PROBLEM DESCRIPTION >> Copy all lines holding the word "detached" from the entries.

TASK INPUT >>
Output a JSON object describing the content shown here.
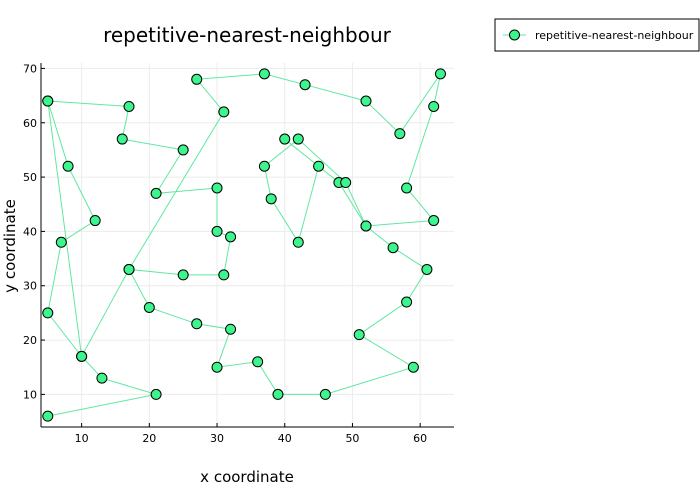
{
  "chart_data": {
    "type": "line",
    "title": "repetitive-nearest-neighbour",
    "xlabel": "x coordinate",
    "ylabel": "y coordinate",
    "xlim": [
      4,
      65
    ],
    "ylim": [
      4,
      71
    ],
    "x_ticks": [
      10,
      20,
      30,
      40,
      50,
      60
    ],
    "y_ticks": [
      10,
      20,
      30,
      40,
      50,
      60,
      70
    ],
    "grid": true,
    "legend_position": "outside-top-right",
    "colors": {
      "line": "#5fe8a0",
      "marker_fill": "#3df58d",
      "marker_edge": "#000000",
      "grid": "#ececec"
    },
    "series": [
      {
        "name": "repetitive-nearest-neighbour",
        "x": [
          5,
          17,
          16,
          25,
          21,
          30,
          30,
          32,
          31,
          25,
          17,
          20,
          27,
          32,
          30,
          36,
          39,
          46,
          59,
          51,
          58,
          61,
          56,
          52,
          48,
          40,
          45,
          42,
          38,
          37,
          42,
          49,
          52,
          62,
          58,
          62,
          63,
          57,
          52,
          43,
          37,
          27,
          31,
          17,
          10,
          5,
          7,
          12,
          8,
          5,
          10,
          13,
          21,
          5
        ],
        "y": [
          64,
          63,
          57,
          55,
          47,
          48,
          40,
          39,
          32,
          32,
          33,
          26,
          23,
          22,
          15,
          16,
          10,
          10,
          15,
          21,
          27,
          33,
          37,
          41,
          49,
          57,
          52,
          38,
          46,
          52,
          57,
          49,
          41,
          42,
          48,
          63,
          69,
          58,
          64,
          67,
          69,
          68,
          62,
          33,
          17,
          25,
          38,
          42,
          52,
          64,
          17,
          13,
          10,
          6
        ]
      }
    ]
  }
}
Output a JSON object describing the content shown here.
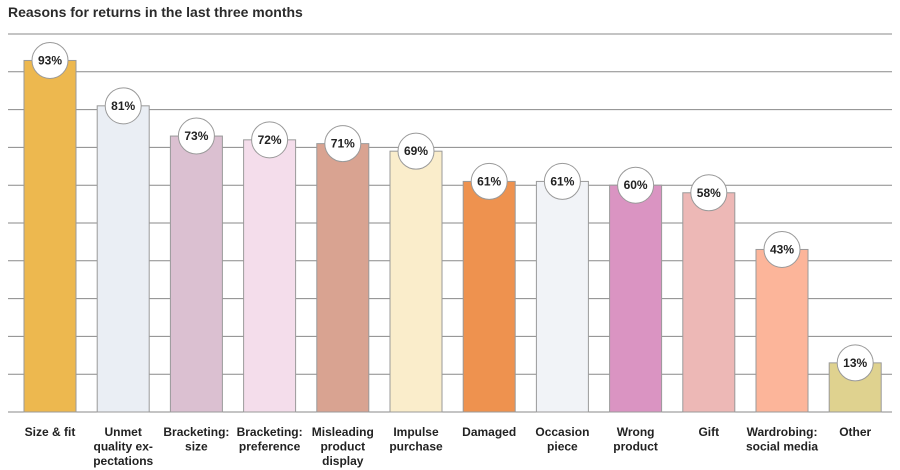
{
  "chart_data": {
    "type": "bar",
    "title": "Reasons for returns in the last three months",
    "xlabel": "",
    "ylabel": "",
    "ylim": [
      0,
      100
    ],
    "grid": true,
    "categories": [
      [
        "Size & fit"
      ],
      [
        "Unmet",
        "quality ex-",
        "pectations"
      ],
      [
        "Bracketing:",
        "size"
      ],
      [
        "Bracketing:",
        "preference"
      ],
      [
        "Misleading",
        "product",
        "display"
      ],
      [
        "Impulse",
        "purchase"
      ],
      [
        "Damaged"
      ],
      [
        "Occasion",
        "piece"
      ],
      [
        "Wrong",
        "product"
      ],
      [
        "Gift"
      ],
      [
        "Wardrobing:",
        "social media"
      ],
      [
        "Other"
      ]
    ],
    "values": [
      93,
      81,
      73,
      72,
      71,
      69,
      61,
      61,
      60,
      58,
      43,
      13
    ],
    "value_labels": [
      "93%",
      "81%",
      "73%",
      "72%",
      "71%",
      "69%",
      "61%",
      "61%",
      "60%",
      "58%",
      "43%",
      "13%"
    ],
    "colors": [
      "#EDB84F",
      "#EAEEF4",
      "#DBC0D1",
      "#F4DDEB",
      "#D9A391",
      "#FAEDCB",
      "#EE924F",
      "#F1F3F7",
      "#DA94C2",
      "#EDB8B6",
      "#FCB59A",
      "#DFD28F"
    ]
  }
}
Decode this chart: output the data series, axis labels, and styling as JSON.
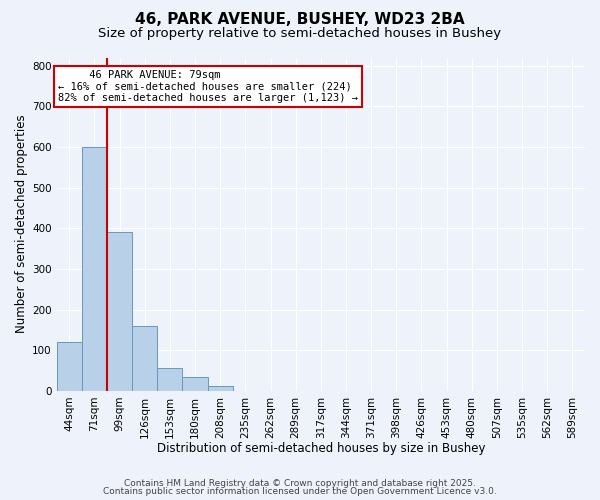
{
  "title_line1": "46, PARK AVENUE, BUSHEY, WD23 2BA",
  "title_line2": "Size of property relative to semi-detached houses in Bushey",
  "xlabel": "Distribution of semi-detached houses by size in Bushey",
  "ylabel": "Number of semi-detached properties",
  "footnote_line1": "Contains HM Land Registry data © Crown copyright and database right 2025.",
  "footnote_line2": "Contains public sector information licensed under the Open Government Licence v3.0.",
  "bar_labels": [
    "44sqm",
    "71sqm",
    "99sqm",
    "126sqm",
    "153sqm",
    "180sqm",
    "208sqm",
    "235sqm",
    "262sqm",
    "289sqm",
    "317sqm",
    "344sqm",
    "371sqm",
    "398sqm",
    "426sqm",
    "453sqm",
    "480sqm",
    "507sqm",
    "535sqm",
    "562sqm",
    "589sqm"
  ],
  "bar_values": [
    120,
    600,
    390,
    160,
    55,
    33,
    13,
    0,
    0,
    0,
    0,
    0,
    0,
    0,
    0,
    0,
    0,
    0,
    0,
    0,
    0
  ],
  "bar_color": "#b8d0e8",
  "bar_edge_color": "#6699bb",
  "marker_bar_index": 1,
  "marker_color": "#cc0000",
  "annotation_title": "46 PARK AVENUE: 79sqm",
  "annotation_line1": "← 16% of semi-detached houses are smaller (224)",
  "annotation_line2": "82% of semi-detached houses are larger (1,123) →",
  "annotation_box_color": "#cc0000",
  "ylim": [
    0,
    820
  ],
  "background_color": "#eef2fa",
  "grid_color": "#ffffff",
  "title_fontsize": 11,
  "subtitle_fontsize": 9.5,
  "axis_label_fontsize": 8.5,
  "tick_fontsize": 7.5,
  "footnote_fontsize": 6.5
}
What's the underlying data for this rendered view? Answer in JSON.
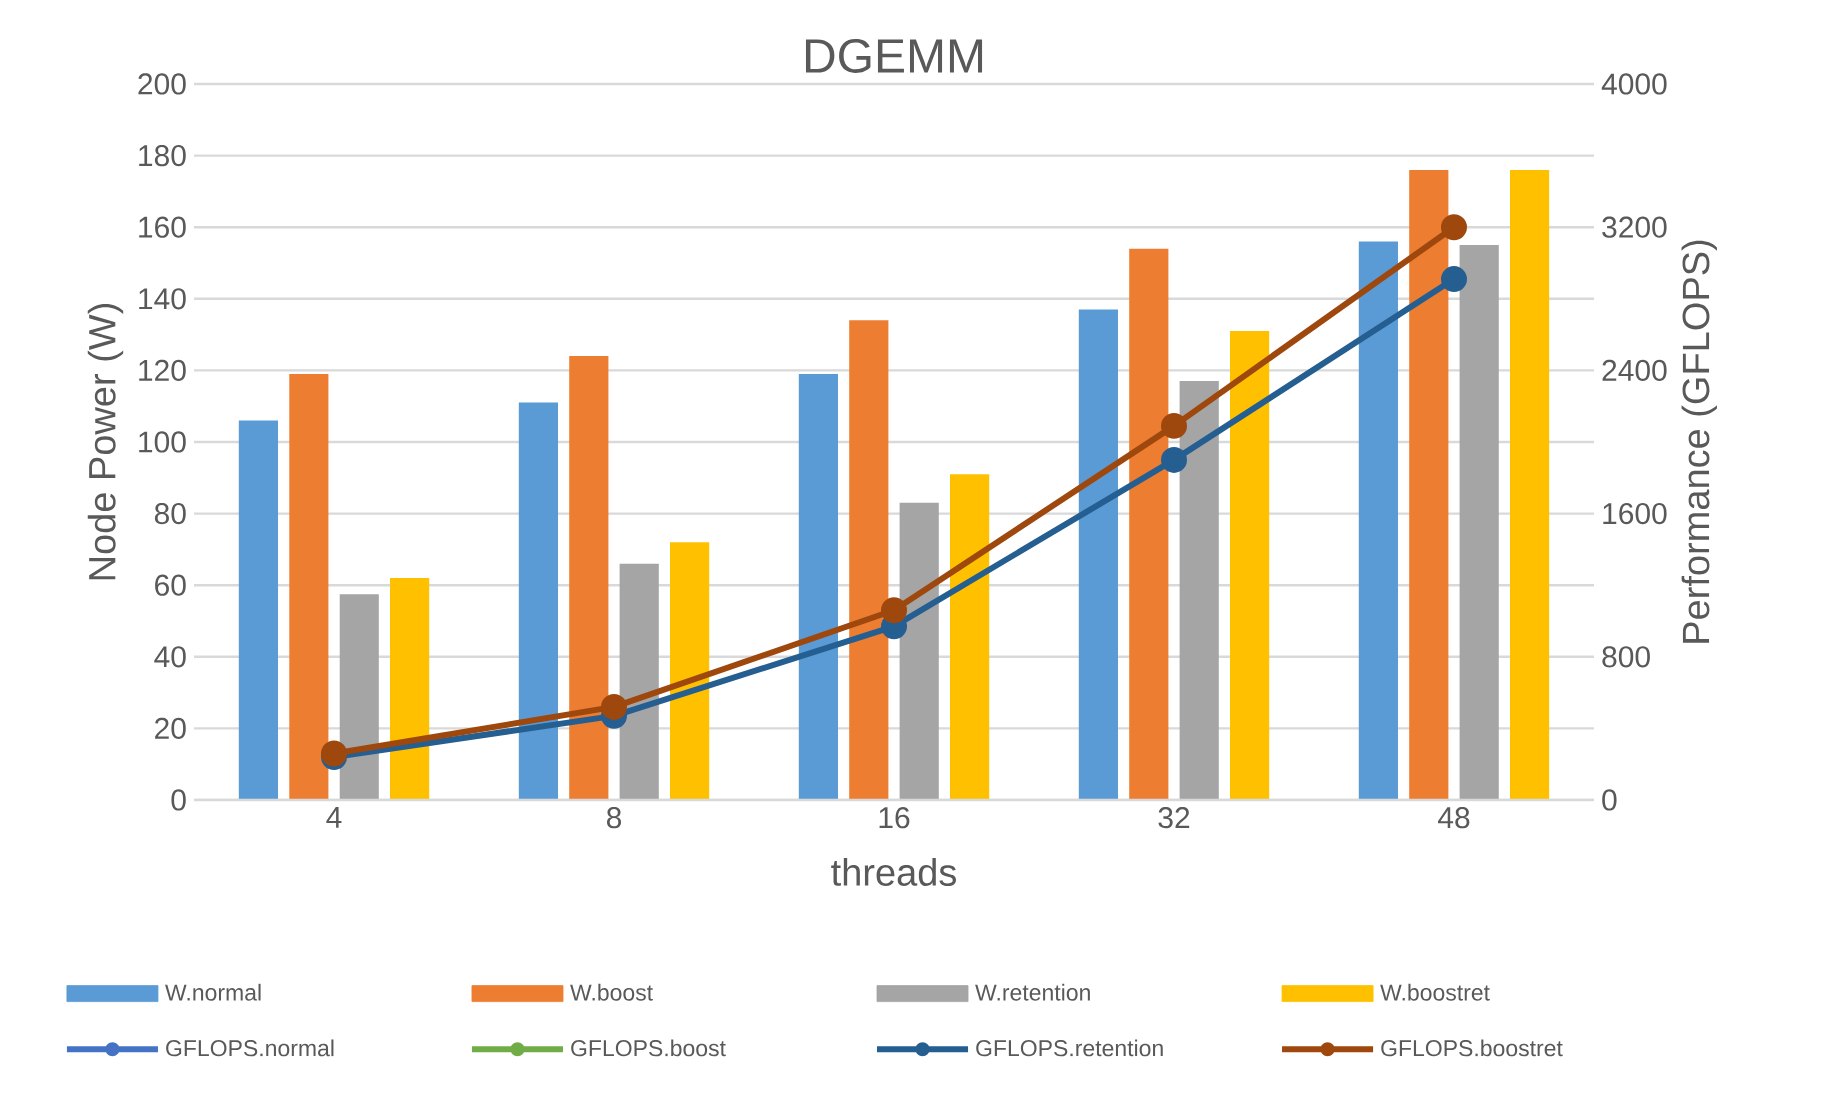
{
  "chart_data": {
    "type": "bar",
    "title": "DGEMM",
    "xlabel": "threads",
    "ylabel": "Node Power (W)",
    "y2label": "Performance (GFLOPS)",
    "categories": [
      "4",
      "8",
      "16",
      "32",
      "48"
    ],
    "series": [
      {
        "name": "W.normal",
        "color": "#5b9bd5",
        "values": [
          106,
          111,
          119,
          137,
          156
        ]
      },
      {
        "name": "W.boost",
        "color": "#ed7d31",
        "values": [
          119,
          124,
          134,
          154,
          176
        ]
      },
      {
        "name": "W.retention",
        "color": "#a5a5a5",
        "values": [
          57.5,
          66,
          83,
          117,
          155
        ]
      },
      {
        "name": "W.boostret",
        "color": "#ffc000",
        "values": [
          62,
          72,
          91,
          131,
          176
        ]
      },
      {
        "name": "GFLOPS.normal",
        "type": "line",
        "axis": "y2",
        "color": "#4472c4",
        "values": [
          null,
          null,
          null,
          null,
          null
        ]
      },
      {
        "name": "GFLOPS.boost",
        "type": "line",
        "axis": "y2",
        "color": "#70ad47",
        "values": [
          null,
          null,
          null,
          null,
          null
        ]
      },
      {
        "name": "GFLOPS.retention",
        "type": "line",
        "axis": "y2",
        "color": "#255e91",
        "values": [
          240,
          470,
          970,
          1900,
          2910
        ]
      },
      {
        "name": "GFLOPS.boostret",
        "type": "line",
        "axis": "y2",
        "color": "#9e480e",
        "values": [
          260,
          520,
          1060,
          2090,
          3200
        ]
      }
    ],
    "ylim": [
      0,
      200
    ],
    "yticks": [
      0,
      20,
      40,
      60,
      80,
      100,
      120,
      140,
      160,
      180,
      200
    ],
    "y2lim": [
      0,
      4000
    ],
    "y2ticks": [
      0,
      800,
      1600,
      2400,
      3200,
      4000
    ],
    "grid": "y",
    "legend": "bottom",
    "marker": "circle",
    "line_style": "solid"
  }
}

RIGHT ANSWER >>
  "title_line2": "Size of property relative to semi-detached houses in Bushey",
  "xlabel": "Distribution of semi-detached houses by size in Bushey",
  "ylabel": "Number of semi-detached properties",
  "annotation_line1": "← 16% of semi-detached houses are smaller (224)",
  "annotation_line2": "82% of semi-detached houses are larger (1,123) →",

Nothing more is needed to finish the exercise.